Transcribe all the entries word for word, but omit the images.

##### Exercise material

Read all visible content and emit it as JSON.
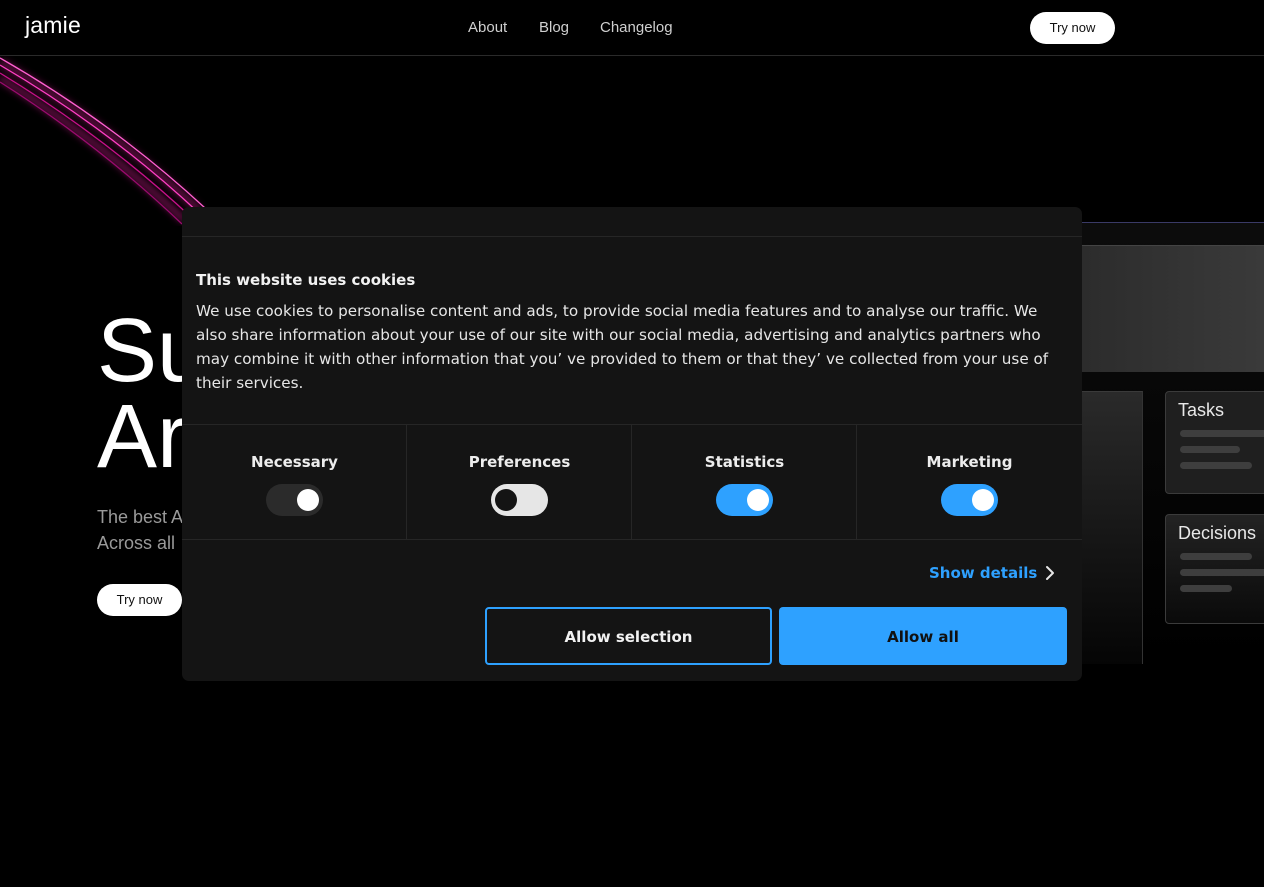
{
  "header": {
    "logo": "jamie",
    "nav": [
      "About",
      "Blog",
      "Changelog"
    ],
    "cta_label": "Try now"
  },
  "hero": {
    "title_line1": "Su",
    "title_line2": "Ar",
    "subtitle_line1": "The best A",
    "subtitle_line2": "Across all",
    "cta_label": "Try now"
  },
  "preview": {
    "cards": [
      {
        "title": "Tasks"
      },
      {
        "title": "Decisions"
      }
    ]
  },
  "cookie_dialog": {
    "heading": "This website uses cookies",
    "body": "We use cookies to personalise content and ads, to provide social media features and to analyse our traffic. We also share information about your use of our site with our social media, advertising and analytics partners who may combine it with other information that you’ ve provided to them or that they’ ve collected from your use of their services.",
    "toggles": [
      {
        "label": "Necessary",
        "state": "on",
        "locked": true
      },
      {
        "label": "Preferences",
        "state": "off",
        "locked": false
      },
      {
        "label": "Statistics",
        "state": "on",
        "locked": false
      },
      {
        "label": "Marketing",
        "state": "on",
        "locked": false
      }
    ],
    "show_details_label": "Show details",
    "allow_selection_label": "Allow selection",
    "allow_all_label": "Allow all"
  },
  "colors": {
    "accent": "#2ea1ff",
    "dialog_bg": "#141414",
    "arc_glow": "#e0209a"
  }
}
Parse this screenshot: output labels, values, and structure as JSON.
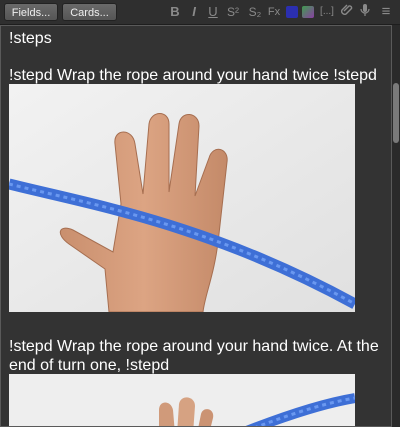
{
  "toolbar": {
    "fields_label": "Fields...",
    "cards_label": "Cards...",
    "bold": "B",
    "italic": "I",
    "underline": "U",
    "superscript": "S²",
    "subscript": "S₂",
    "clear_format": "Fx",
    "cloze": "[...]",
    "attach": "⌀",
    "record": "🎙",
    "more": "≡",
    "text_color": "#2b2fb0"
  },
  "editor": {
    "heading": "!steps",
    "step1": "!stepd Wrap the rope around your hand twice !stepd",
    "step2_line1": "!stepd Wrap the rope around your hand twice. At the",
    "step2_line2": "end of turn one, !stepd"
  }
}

##########

→ Full response
Read all visible content and emit it as JSON.
{
  "header": {
    "logo": "jamie",
    "nav": [
      "About",
      "Blog",
      "Changelog"
    ],
    "cta_label": "Try now"
  },
  "hero": {
    "title_line1": "Su",
    "title_line2": "Ar",
    "subtitle_line1": "The best A",
    "subtitle_line2": "Across all",
    "cta_label": "Try now"
  },
  "preview": {
    "cards": [
      {
        "title": "Tasks"
      },
      {
        "title": "Decisions"
      }
    ]
  },
  "cookie_dialog": {
    "heading": "This website uses cookies",
    "body": "We use cookies to personalise content and ads, to provide social media features and to analyse our traffic. We also share information about your use of our site with our social media, advertising and analytics partners who may combine it with other information that you’ ve provided to them or that they’ ve collected from your use of their services.",
    "toggles": [
      {
        "label": "Necessary",
        "state": "on",
        "locked": true
      },
      {
        "label": "Preferences",
        "state": "off",
        "locked": false
      },
      {
        "label": "Statistics",
        "state": "on",
        "locked": false
      },
      {
        "label": "Marketing",
        "state": "on",
        "locked": false
      }
    ],
    "show_details_label": "Show details",
    "allow_selection_label": "Allow selection",
    "allow_all_label": "Allow all"
  },
  "colors": {
    "accent": "#2ea1ff",
    "dialog_bg": "#141414",
    "arc_glow": "#e0209a"
  }
}
Parse this screenshot: output labels, values, and structure as JSON.
{
  "toolbar": {
    "fields_label": "Fields...",
    "cards_label": "Cards...",
    "bold": "B",
    "italic": "I",
    "underline": "U",
    "superscript": "S²",
    "subscript": "S₂",
    "clear_format": "Fx",
    "cloze": "[...]",
    "attach": "⌀",
    "record": "🎙",
    "more": "≡",
    "text_color": "#2b2fb0"
  },
  "editor": {
    "heading": "!steps",
    "step1": "!stepd Wrap the rope around your hand twice !stepd",
    "step2_line1": "!stepd Wrap the rope around your hand twice. At the",
    "step2_line2": "end of turn one, !stepd"
  }
}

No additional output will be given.